WHAT YOU ARE ASKED TO DO: Go through the data and retrieve each line that includes the string "Alfalfa".

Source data

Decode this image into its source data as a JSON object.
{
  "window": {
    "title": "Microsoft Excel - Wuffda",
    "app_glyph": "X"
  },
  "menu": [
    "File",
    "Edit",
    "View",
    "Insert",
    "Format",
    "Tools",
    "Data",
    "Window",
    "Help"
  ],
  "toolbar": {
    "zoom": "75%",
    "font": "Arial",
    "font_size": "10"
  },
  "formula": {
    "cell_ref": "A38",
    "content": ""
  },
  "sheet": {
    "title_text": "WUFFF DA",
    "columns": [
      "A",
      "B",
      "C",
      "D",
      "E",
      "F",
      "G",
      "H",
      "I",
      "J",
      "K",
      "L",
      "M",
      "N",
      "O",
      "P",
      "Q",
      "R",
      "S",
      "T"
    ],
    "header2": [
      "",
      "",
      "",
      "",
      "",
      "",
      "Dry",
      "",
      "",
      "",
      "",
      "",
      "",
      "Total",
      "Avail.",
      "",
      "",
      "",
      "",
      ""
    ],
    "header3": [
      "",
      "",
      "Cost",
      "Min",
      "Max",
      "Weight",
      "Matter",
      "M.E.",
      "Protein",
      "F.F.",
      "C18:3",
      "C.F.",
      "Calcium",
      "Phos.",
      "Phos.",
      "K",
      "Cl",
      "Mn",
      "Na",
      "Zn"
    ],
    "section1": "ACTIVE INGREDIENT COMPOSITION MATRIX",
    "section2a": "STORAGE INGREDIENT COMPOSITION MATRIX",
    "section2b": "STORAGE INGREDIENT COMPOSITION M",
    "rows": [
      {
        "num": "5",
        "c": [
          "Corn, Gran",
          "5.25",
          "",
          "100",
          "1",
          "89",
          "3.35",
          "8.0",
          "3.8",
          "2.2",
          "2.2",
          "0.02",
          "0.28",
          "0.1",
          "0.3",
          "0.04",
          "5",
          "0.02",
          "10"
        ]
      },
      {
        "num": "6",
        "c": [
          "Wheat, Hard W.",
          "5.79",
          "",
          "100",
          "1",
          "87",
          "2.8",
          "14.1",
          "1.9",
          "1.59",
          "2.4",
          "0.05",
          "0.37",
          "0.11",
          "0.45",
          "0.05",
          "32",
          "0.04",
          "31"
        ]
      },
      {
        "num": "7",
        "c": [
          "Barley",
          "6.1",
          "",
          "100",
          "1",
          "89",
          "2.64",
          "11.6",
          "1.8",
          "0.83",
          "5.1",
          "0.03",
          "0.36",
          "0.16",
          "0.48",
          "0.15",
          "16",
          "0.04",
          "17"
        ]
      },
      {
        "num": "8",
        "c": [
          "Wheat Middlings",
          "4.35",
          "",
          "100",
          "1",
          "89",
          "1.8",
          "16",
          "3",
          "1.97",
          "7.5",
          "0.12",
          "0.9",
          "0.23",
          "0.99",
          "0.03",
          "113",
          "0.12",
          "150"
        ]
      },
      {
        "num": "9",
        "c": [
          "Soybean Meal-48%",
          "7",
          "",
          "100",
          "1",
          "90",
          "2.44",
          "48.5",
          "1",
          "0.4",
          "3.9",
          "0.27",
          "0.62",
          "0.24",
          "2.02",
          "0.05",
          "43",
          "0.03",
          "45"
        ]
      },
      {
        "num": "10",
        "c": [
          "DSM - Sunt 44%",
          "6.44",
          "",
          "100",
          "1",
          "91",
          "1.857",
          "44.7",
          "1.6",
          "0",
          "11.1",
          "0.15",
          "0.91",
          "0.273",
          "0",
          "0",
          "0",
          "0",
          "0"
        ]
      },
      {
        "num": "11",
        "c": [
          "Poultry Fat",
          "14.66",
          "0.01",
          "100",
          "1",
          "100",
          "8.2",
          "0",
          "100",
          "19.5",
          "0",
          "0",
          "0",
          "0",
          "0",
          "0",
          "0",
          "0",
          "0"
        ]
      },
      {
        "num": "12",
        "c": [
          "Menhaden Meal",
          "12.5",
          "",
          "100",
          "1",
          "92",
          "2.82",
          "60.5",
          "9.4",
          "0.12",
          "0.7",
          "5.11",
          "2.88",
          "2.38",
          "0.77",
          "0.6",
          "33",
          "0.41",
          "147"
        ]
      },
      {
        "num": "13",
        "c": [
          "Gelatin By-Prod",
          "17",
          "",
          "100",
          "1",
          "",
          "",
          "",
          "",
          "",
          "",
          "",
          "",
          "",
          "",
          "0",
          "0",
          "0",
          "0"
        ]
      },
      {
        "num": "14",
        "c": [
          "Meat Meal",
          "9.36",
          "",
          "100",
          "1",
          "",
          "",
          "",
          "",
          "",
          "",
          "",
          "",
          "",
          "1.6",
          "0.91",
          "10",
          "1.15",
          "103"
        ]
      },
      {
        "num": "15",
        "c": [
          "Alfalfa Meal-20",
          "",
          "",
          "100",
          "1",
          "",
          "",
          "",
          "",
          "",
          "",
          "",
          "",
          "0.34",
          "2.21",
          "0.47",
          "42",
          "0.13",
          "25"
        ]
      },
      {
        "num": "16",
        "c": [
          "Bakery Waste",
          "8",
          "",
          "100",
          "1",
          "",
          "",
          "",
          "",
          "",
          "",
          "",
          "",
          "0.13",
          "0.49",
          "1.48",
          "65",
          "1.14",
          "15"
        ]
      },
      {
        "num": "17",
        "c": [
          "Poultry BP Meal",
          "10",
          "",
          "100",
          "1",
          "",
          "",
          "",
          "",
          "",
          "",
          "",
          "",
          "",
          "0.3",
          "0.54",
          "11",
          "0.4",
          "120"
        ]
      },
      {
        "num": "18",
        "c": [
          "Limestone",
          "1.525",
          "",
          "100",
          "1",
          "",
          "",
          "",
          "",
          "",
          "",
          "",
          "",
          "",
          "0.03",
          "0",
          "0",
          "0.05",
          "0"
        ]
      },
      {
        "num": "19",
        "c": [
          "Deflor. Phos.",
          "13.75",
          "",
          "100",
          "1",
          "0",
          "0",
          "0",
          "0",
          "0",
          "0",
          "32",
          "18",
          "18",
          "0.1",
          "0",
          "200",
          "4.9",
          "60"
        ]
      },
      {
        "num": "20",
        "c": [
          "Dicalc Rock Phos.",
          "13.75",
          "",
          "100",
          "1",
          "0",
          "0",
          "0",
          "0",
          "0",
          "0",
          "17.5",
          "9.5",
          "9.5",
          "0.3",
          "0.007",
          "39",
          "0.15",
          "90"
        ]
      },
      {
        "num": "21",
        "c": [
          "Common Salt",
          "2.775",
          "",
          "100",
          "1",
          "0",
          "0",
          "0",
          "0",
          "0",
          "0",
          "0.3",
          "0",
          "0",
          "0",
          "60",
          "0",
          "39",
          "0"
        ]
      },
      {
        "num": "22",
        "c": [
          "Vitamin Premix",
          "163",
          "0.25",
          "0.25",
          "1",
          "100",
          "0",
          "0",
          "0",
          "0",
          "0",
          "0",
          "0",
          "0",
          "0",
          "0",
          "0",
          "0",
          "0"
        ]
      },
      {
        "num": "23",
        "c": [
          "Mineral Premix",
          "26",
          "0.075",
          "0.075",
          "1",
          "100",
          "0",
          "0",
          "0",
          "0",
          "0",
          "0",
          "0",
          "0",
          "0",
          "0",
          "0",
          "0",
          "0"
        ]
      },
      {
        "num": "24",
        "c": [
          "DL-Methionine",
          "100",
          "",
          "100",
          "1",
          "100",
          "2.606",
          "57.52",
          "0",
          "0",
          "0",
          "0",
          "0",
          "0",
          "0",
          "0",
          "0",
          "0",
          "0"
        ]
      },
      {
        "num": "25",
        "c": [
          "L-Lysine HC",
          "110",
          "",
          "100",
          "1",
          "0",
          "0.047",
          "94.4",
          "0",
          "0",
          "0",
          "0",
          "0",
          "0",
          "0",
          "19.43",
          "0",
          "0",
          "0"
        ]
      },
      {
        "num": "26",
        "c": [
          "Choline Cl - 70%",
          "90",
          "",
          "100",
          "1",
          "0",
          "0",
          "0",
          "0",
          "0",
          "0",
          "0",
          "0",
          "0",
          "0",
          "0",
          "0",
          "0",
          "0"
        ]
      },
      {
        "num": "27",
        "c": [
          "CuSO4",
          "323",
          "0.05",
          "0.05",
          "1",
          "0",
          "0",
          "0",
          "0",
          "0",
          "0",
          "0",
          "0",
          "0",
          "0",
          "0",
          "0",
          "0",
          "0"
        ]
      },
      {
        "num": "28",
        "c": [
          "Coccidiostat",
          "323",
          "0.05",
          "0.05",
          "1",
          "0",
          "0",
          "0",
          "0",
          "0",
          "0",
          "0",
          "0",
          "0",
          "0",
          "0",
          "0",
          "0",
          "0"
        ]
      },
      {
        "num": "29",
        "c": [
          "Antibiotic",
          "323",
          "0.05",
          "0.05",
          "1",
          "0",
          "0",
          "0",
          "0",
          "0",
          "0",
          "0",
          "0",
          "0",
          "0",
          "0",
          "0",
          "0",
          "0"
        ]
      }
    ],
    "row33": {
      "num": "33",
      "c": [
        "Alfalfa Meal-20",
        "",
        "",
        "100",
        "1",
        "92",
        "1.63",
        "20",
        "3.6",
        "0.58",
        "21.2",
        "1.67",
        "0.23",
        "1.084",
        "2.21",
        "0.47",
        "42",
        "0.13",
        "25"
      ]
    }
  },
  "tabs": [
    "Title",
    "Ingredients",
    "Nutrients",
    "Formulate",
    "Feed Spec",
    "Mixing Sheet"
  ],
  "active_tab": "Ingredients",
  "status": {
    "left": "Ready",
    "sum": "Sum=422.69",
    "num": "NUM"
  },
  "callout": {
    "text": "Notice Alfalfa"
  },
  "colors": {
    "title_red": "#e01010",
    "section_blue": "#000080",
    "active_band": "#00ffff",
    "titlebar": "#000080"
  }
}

OUTPUT BELOW:
          "Alfalfa Meal-20",
        "Alfalfa Meal-20",
    "text": "Notice Alfalfa"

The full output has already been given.